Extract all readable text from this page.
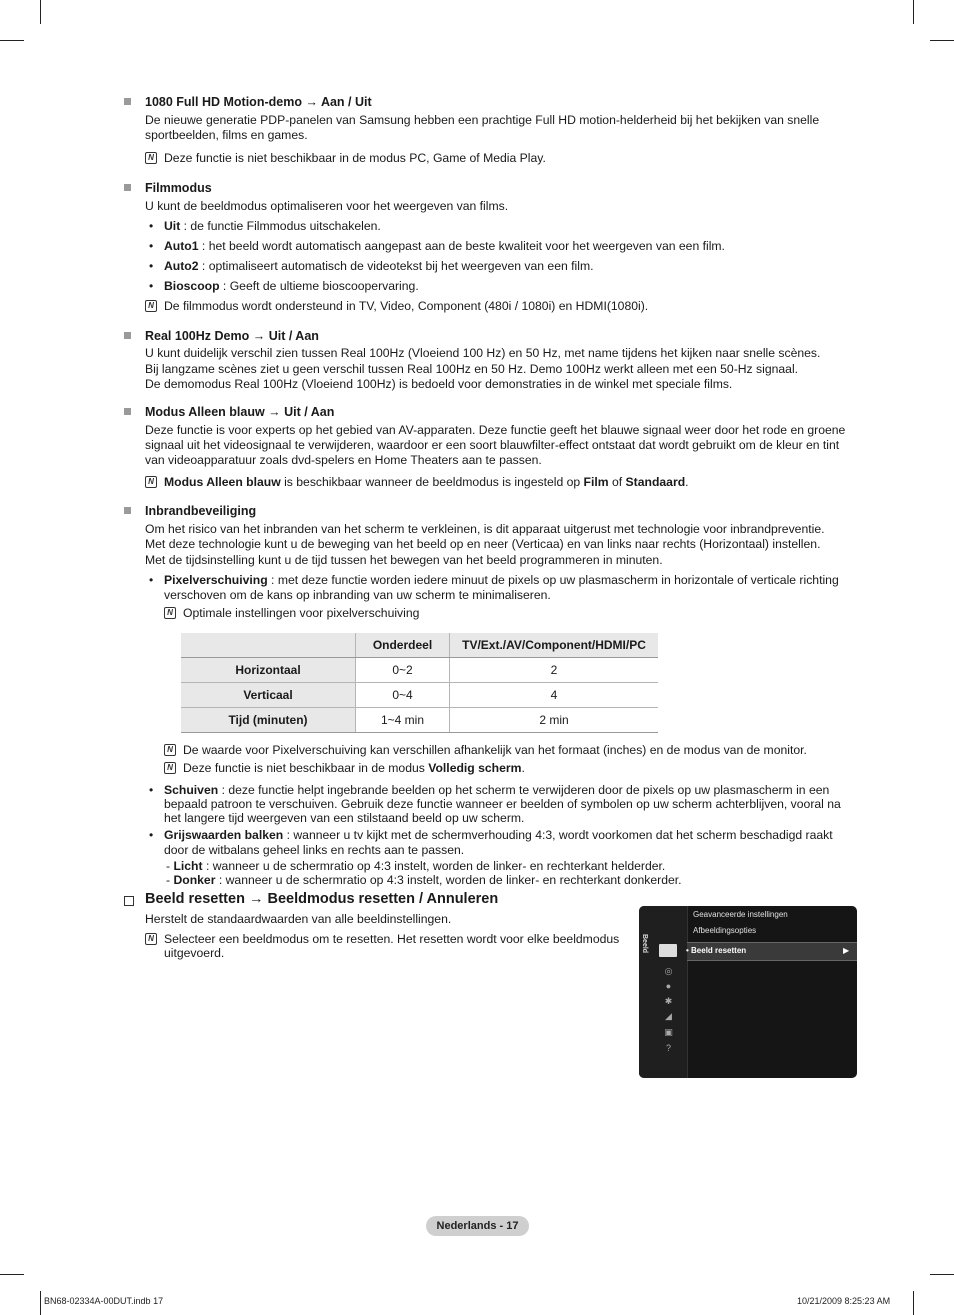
1080 Full HD Motion-demo → Aan / Uit
De nieuwe generatie PDP-panelen van Samsung hebben een prachtige Full HD motion-helderheid bij het bekijken van snelle
sportbeelden, films en games.
N Deze functie is niet beschikbaar in de modus PC, Game of Media Play.
Filmmodus
U kunt de beeldmodus optimaliseren voor het weergeven van films.
• Uit : de functie Filmmodus uitschakelen.
• Auto1 : het beeld wordt automatisch aangepast aan de beste kwaliteit voor het weergeven van een film.
• Auto2 : optimaliseert automatisch de videotekst bij het weergeven van een film.
• Bioscoop : Geeft de ultieme bioscoopervaring.
N De filmmodus wordt ondersteund in TV, Video, Component (480i / 1080i) en HDMI(1080i).
Real 100Hz Demo → Uit / Aan
U kunt duidelijk verschil zien tussen Real 100Hz (Vloeiend 100 Hz) en 50 Hz, met name tijdens het kijken naar snelle scènes.
Bij langzame scènes ziet u geen verschil tussen Real 100Hz en 50 Hz. Demo 100Hz werkt alleen met een 50-Hz signaal.
De demomodus Real 100Hz (Vloeiend 100Hz) is bedoeld voor demonstraties in de winkel met speciale films.
Modus Alleen blauw → Uit / Aan
Deze functie is voor experts op het gebied van AV-apparaten. Deze functie geeft het blauwe signaal weer door het rode en groene
signaal uit het videosignaal te verwijderen, waardoor er een soort blauwfilter-effect ontstaat dat wordt gebruikt om de kleur en tint
van videoapparatuur zoals dvd-spelers en Home Theaters aan te passen.
N Modus Alleen blauw is beschikbaar wanneer de beeldmodus is ingesteld op Film of Standaard.
Inbrandbeveiliging
Om het risico van het inbranden van het scherm te verkleinen, is dit apparaat uitgerust met technologie voor inbrandpreventie.
Met deze technologie kunt u de beweging van het beeld op en neer (Verticaa) en van links naar rechts (Horizontaal) instellen.
Met de tijdsinstelling kunt u de tijd tussen het bewegen van het beeld programmeren in minuten.
• Pixelverschuiving : met deze functie worden iedere minuut de pixels op uw plasmascherm in horizontale of verticale richting
verschoven om de kans op inbranding van uw scherm te minimaliseren.
N Optimale instellingen voor pixelverschuiving
	Onderdeel	TV/Ext./AV/Component/HDMI/PC
Horizontaal	0~2	2
Verticaal	0~4	4
Tijd (minuten)	1~4 min	2 min
N De waarde voor Pixelverschuiving kan verschillen afhankelijk van het formaat (inches) en de modus van de monitor.
N Deze functie is niet beschikbaar in de modus Volledig scherm.
• Schuiven : deze functie helpt ingebrande beelden op het scherm te verwijderen door de pixels op uw plasmascherm in een
bepaald patroon te verschuiven. Gebruik deze functie wanneer er beelden of symbolen op uw scherm achterblijven, vooral na
het langere tijd weergeven van een stilstaand beeld op uw scherm.
• Grijswaarden balken : wanneer u tv kijkt met de schermverhouding 4:3, wordt voorkomen dat het scherm beschadigd raakt
door de witbalans geheel links en rechts aan te passen.
- Licht : wanneer u de schermratio op 4:3 instelt, worden de linker- en rechterkant helderder.
- Donker : wanneer u de schermratio op 4:3 instelt, worden de linker- en rechterkant donkerder.
Beeld resetten → Beeldmodus resetten / Annuleren
Herstelt de standaardwaarden van alle beeldinstellingen.
N Selecteer een beeldmodus om te resetten. Het resetten wordt voor elke beeldmodus
uitgevoerd.	Beeld
◎
●
✱
◢
▣
?
Geavanceerde instellingen
Afbeeldingsopties
• Beeld resetten	▶
Nederlands - 17
BN68-02334A-00DUT.indb 17	10/21/2009 8:25:23 AM
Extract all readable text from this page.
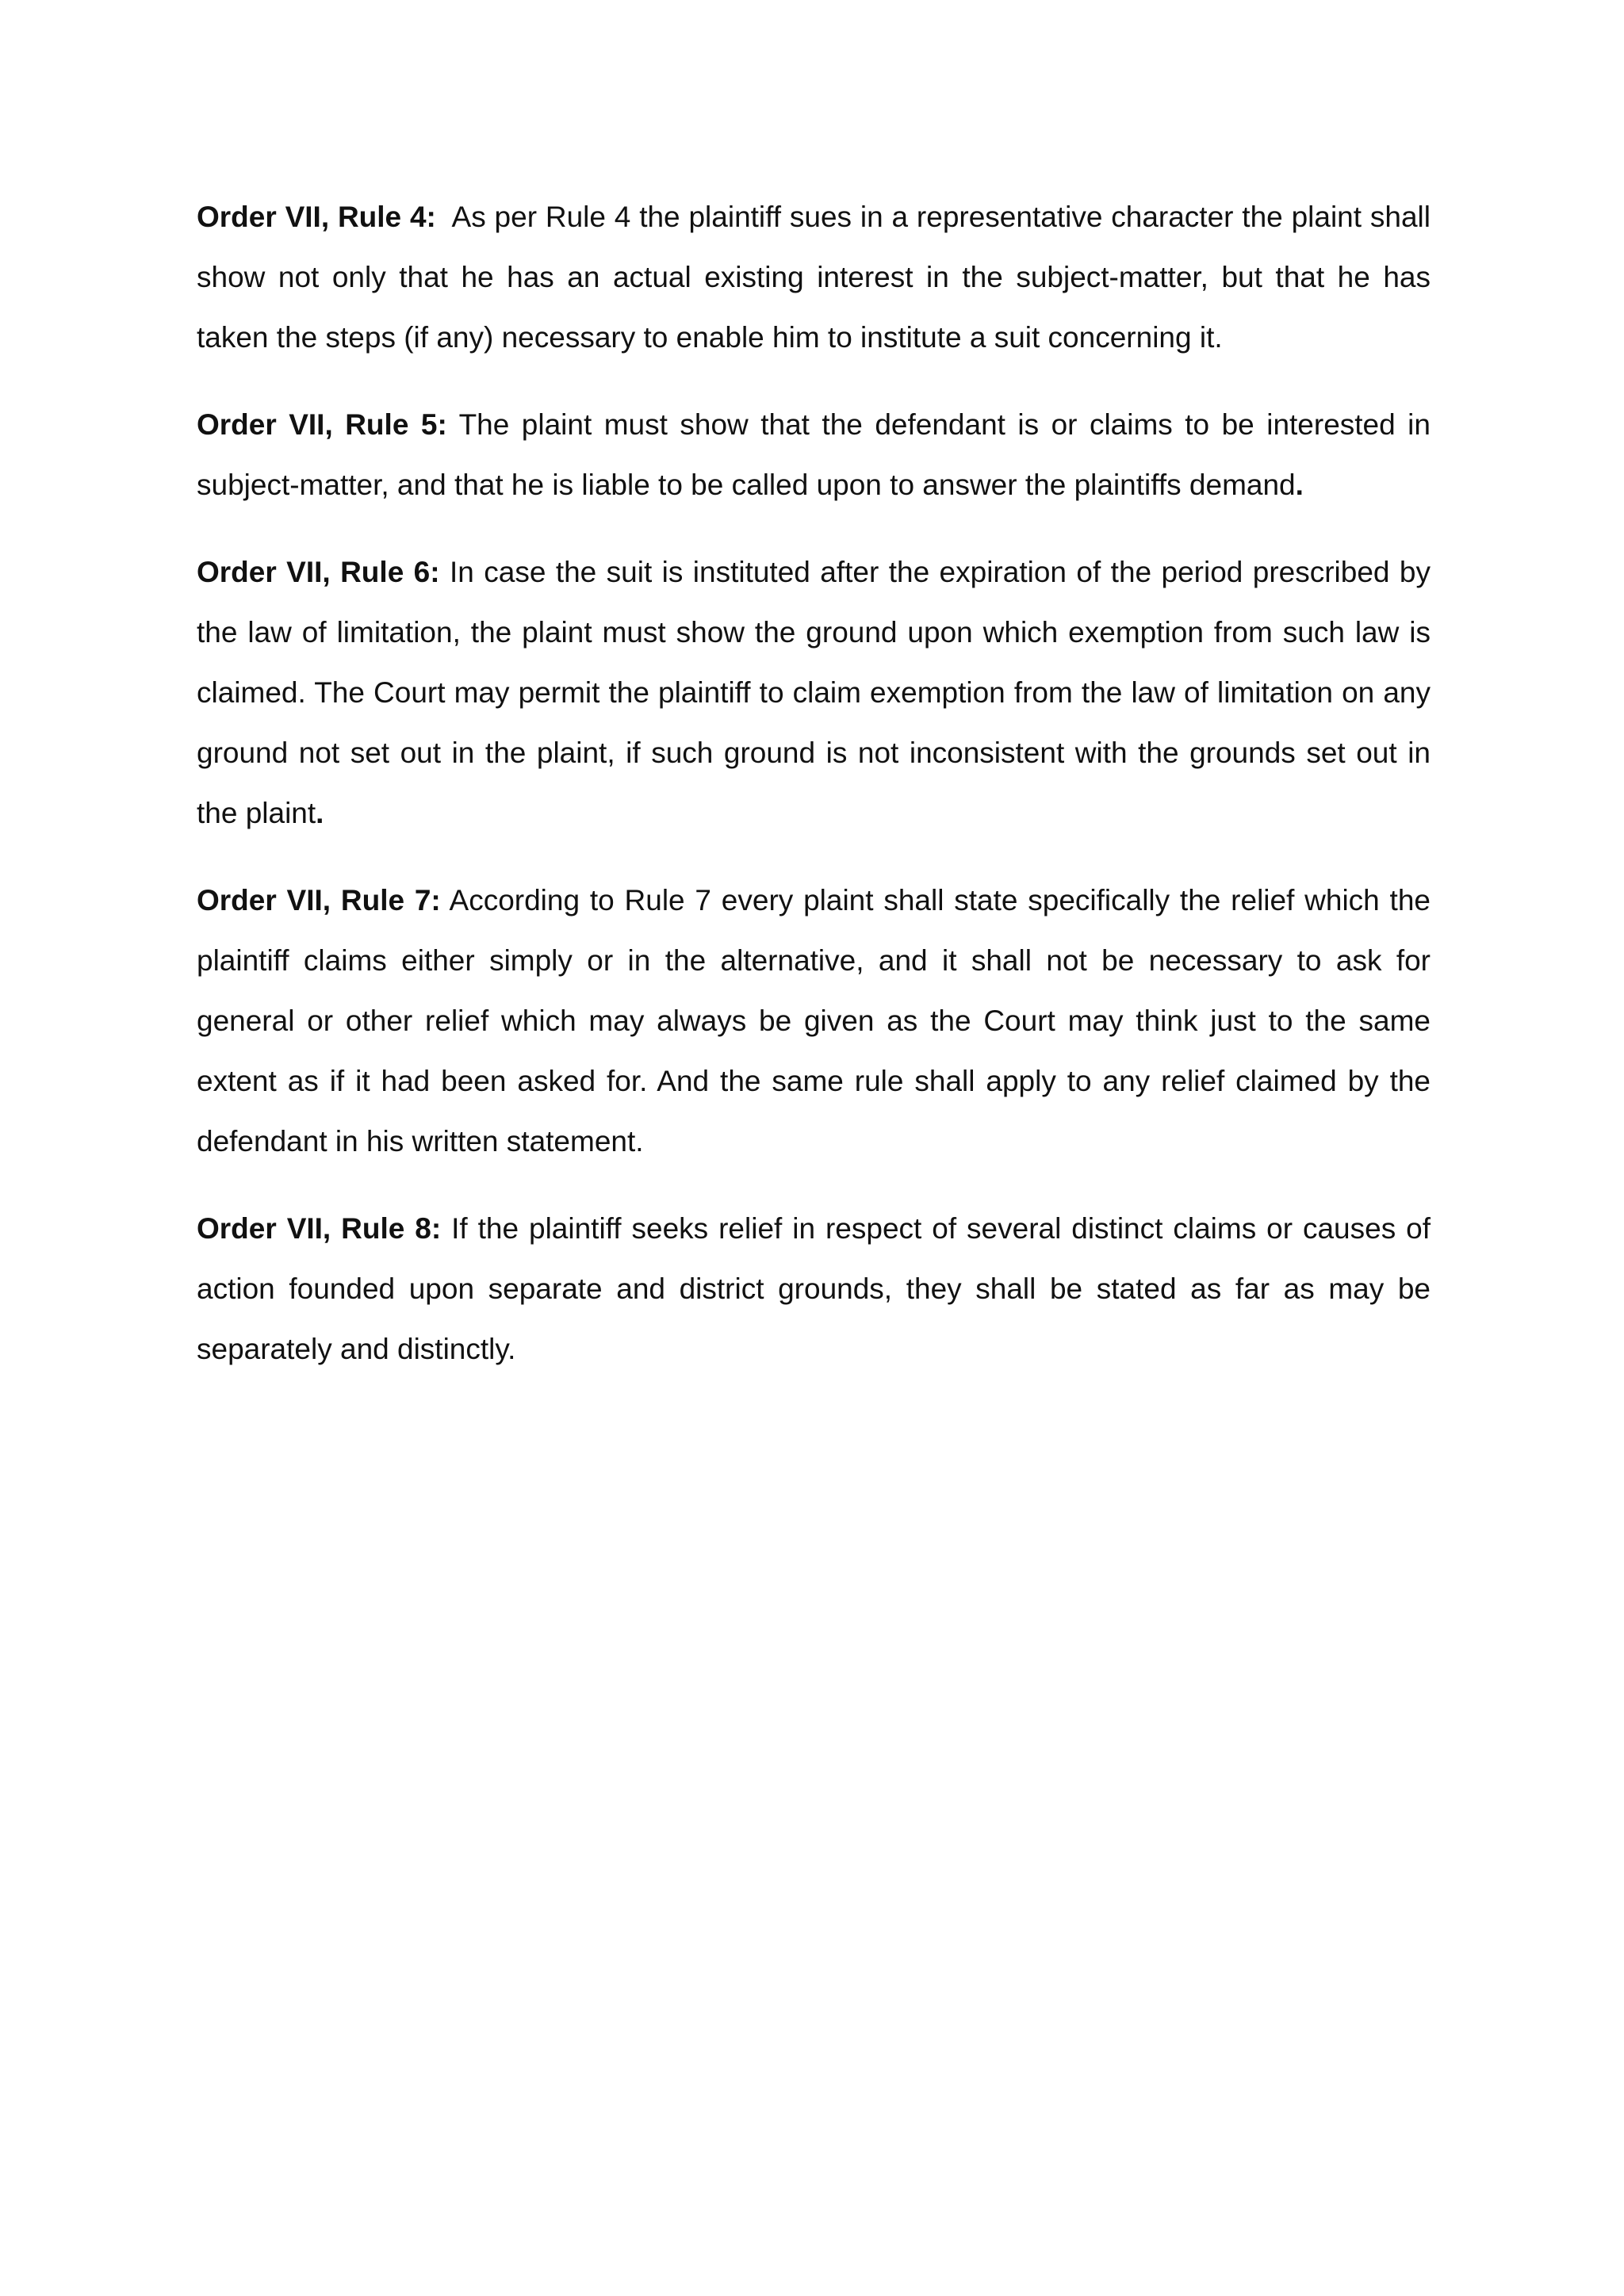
Order VII, Rule 4: As per Rule 4 the plaintiff sues in a representative character the plaint shall show not only that he has an actual existing interest in the subject-matter, but that he has taken the steps (if any) necessary to enable him to institute a suit concerning it.

Order VII, Rule 5: The plaint must show that the defendant is or claims to be interested in subject-matter, and that he is liable to be called upon to answer the plaintiffs demand.

Order VII, Rule 6: In case the suit is instituted after the expiration of the period prescribed by the law of limitation, the plaint must show the ground upon which exemption from such law is claimed. The Court may permit the plaintiff to claim exemption from the law of limitation on any ground not set out in the plaint, if such ground is not inconsistent with the grounds set out in the plaint.

Order VII, Rule 7: According to Rule 7 every plaint shall state specifically the relief which the plaintiff claims either simply or in the alternative, and it shall not be necessary to ask for general or other relief which may always be given as the Court may think just to the same extent as if it had been asked for. And the same rule shall apply to any relief claimed by the defendant in his written statement.

Order VII, Rule 8: If the plaintiff seeks relief in respect of several distinct claims or causes of action founded upon separate and district grounds, they shall be stated as far as may be separately and distinctly.
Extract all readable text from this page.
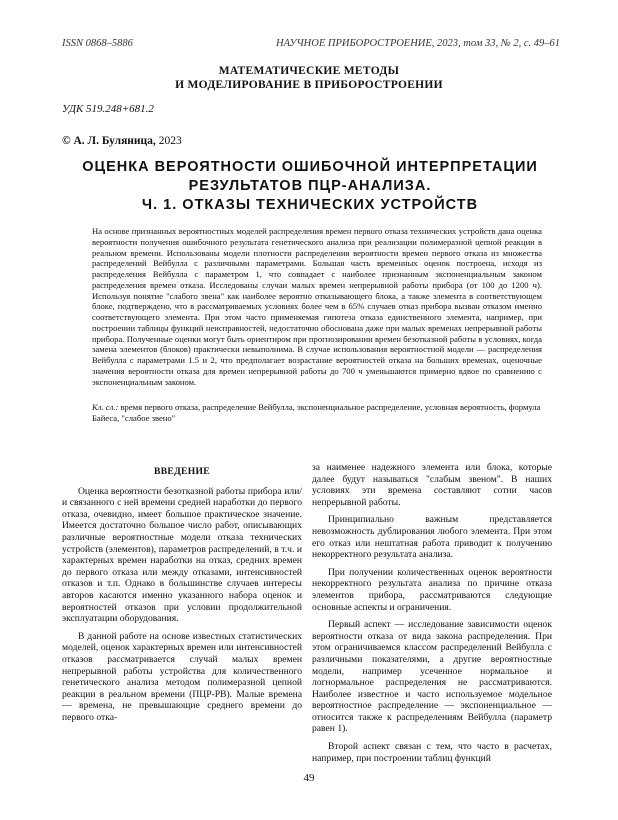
ISSN 0868–5886	НАУЧНОЕ ПРИБОРОСТРОЕНИЕ, 2023, том 33, № 2, с. 49–61
МАТЕМАТИЧЕСКИЕ МЕТОДЫ
И МОДЕЛИРОВАНИЕ В ПРИБОРОСТРОЕНИИ
УДК 519.248+681.2
© А. Л. Буляница, 2023
ОЦЕНКА ВЕРОЯТНОСТИ ОШИБОЧНОЙ ИНТЕРПРЕТАЦИИ
РЕЗУЛЬТАТОВ ПЦР-АНАЛИЗА.
Ч. 1. ОТКАЗЫ ТЕХНИЧЕСКИХ УСТРОЙСТВ

На основе признанных вероятностных моделей распределения времен первого отказа технических устройств дана оценка вероятности получения ошибочного результата генетического анализа при реализации полимеразной цепной реакции в реальном времени. Использованы модели плотности распределения вероятности времен первого отказа из множества распределений Вейбулла с различными параметрами. Большая часть временных оценок построена, исходя из распределения Вейбулла с параметром 1, что совпадает с наиболее признанным экспоненциальным законом распределения времен отказа. Исследованы случаи малых времен непрерывной работы прибора (от 100 до 1200 ч). Используя понятие "слабого звена" как наиболее вероятно отказывающего блока, а также элемента в соответствующем блоке, подтверждено, что в рассматриваемых условиях более чем в 65% случаев отказ прибора вызван отказом именно соответствующего элемента. При этом часто применяемая гипотеза отказа единственного элемента, например, при построении таблицы функций неисправностей, недостаточно обоснована даже при малых временах непрерывной работы прибора. Полученные оценки могут быть ориентиром при прогнозировании времен безотказной работы в условиях, когда замена элементов (блоков) практически невыполнима. В случае использования вероятностной модели — распределения Вейбулла с параметрами 1.5 и 2, что предполагает возрастание вероятностей отказа на больших временах, оценочные значения вероятности отказа для времен непрерывной работы до 700 ч уменьшаются примерно вдвое по сравнению с экспоненциальным законом.

Кл. сл.: время первого отказа, распределение Вейбулла, экспоненциальное распределение, условная вероятность, формула Байеса, "слабое звено"

ВВЕДЕНИЕ

Оценка вероятности безотказной работы прибора или/и связанного с ней времени средней наработки до первого отказа, очевидно, имеет большое практическое значение. Имеется достаточно большое число работ, описывающих различные вероятностные модели отказа технических устройств (элементов), параметров распределений, в т.ч. и характерных времен наработки на отказ, средних времен до первого отказа или между отказами, интенсивностей отказов и т.п. Однако в большинстве случаев интересы авторов касаются именно указанного набора оценок и вероятностей отказов при условии продолжительной эксплуатации оборудования.

В данной работе на основе известных статистических моделей, оценок характерных времен или интенсивностей отказов рассматривается случай малых времен непрерывной работы устройства для количественного генетического анализа методом полимеразной цепной реакции в реальном времени (ПЦР-РВ). Малые времена — времена, не превышающие среднего времени до первого отка-

за наименее надежного элемента или блока, которые далее будут называться "слабым звеном". В наших условиях эти времена составляют сотни часов непрерывной работы.

Принципиально важным представляется невозможность дублирования любого элемента. При этом его отказ или нештатная работа приводит к получению некорректного результата анализа.

При получении количественных оценок вероятности некорректного результата анализа по причине отказа элементов прибора, рассматриваются следующие основные аспекты и ограничения.

Первый аспект — исследование зависимости оценок вероятности отказа от вида закона распределения. При этом ограничиваемся классом распределений Вейбулла с различными показателями, а другие вероятностные модели, например усеченное нормальное и логнормальное распределения не рассматриваются. Наиболее известное и часто используемое модельное вероятностное распределение — экспоненциальное — относится также к распределениям Вейбулла (параметр равен 1).

Второй аспект связан с тем, что часто в расчетах, например, при построении таблиц функций

49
+===+
Given task
Find the lines with the string "распределение" and reproduce them.

Problem solution
Кл. сл.: время первого отказа, распределение Вейбулла, экспоненциальное распределение, условная вероятность, формула Байеса, "слабое звено"
Первый аспект — исследование зависимости оценок вероятности отказа от вида закона распределения. При этом ограничиваемся классом распределений Вейбулла с различными показателями, а другие вероятностные модели, например усеченное нормальное и логнормальное распределения не рассматриваются. Наиболее известное и часто используемое модельное вероятностное распределение — экспоненциальное — относится также к распределениям Вейбулла (параметр равен 1).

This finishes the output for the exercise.